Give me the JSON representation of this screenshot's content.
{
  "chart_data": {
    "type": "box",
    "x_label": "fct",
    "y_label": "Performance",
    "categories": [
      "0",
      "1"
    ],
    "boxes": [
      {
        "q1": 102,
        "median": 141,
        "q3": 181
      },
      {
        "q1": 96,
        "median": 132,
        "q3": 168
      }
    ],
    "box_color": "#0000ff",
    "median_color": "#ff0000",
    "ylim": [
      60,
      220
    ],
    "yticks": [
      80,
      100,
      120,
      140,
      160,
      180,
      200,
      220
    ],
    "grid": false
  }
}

* * * *

■ Task details ■
Please give back all of the records exactly as written.

■ Answer in full ■
Give me the JSON representation of this screenshot's content.
{
  "chart_data": {
    "type": "box",
    "x_label": "fct",
    "y_label": "Performance",
    "categories": [
      "0",
      "1"
    ],
    "boxes": [
      {
        "q1": 102,
        "median": 141,
        "q3": 181
      },
      {
        "q1": 96,
        "median": 132,
        "q3": 168
      }
    ],
    "box_color": "#0000ff",
    "median_color": "#ff0000",
    "ylim": [
      60,
      220
    ],
    "yticks": [
      80,
      100,
      120,
      140,
      160,
      180,
      200,
      220
    ],
    "grid": false
  }
}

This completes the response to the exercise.